→ **What you need to do**: Of the lines in this listing, how many contain the word "Customer"? Give the number and nothing else.

→ **Data excerpts**:
▬▬▬
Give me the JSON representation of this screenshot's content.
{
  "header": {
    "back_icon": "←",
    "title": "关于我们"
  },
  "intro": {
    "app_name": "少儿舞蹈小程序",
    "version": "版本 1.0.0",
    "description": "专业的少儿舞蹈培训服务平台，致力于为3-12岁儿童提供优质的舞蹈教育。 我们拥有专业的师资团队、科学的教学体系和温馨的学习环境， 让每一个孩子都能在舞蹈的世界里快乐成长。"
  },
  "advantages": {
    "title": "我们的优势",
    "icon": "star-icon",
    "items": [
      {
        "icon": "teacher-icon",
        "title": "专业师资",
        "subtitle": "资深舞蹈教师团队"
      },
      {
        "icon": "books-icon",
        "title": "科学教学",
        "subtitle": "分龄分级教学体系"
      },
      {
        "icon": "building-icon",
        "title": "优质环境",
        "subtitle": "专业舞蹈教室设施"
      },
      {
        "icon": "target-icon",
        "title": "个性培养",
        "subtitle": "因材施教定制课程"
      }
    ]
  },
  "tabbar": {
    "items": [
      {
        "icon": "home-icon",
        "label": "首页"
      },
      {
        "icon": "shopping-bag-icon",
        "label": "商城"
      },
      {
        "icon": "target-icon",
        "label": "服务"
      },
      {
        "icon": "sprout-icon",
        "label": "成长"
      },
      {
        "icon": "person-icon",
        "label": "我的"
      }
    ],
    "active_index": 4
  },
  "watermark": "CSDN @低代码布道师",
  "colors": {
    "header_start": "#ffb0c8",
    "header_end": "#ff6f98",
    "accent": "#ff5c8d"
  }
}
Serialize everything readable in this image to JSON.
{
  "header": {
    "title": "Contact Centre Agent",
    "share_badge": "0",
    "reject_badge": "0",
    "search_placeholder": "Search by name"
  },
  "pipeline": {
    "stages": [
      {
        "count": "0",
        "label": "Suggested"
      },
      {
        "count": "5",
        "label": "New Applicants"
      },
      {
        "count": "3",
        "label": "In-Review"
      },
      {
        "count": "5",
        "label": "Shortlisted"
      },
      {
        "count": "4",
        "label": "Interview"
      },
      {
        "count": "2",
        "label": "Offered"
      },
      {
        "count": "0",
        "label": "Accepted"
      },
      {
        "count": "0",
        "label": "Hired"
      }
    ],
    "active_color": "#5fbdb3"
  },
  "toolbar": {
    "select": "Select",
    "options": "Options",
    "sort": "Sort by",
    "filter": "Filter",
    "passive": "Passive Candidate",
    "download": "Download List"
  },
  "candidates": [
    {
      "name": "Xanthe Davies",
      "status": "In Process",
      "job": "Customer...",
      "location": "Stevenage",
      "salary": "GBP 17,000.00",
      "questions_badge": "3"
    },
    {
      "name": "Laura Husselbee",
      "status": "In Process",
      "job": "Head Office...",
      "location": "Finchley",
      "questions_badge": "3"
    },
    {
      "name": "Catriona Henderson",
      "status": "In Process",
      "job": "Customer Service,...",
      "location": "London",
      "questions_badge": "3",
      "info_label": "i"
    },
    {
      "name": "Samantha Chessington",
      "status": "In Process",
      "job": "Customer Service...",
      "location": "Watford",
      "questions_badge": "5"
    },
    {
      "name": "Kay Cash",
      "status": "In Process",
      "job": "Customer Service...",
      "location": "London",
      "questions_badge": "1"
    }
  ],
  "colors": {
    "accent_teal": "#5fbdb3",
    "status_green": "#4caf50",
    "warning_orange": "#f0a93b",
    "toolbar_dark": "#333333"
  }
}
▬▬▬
→ **Completed task**: 4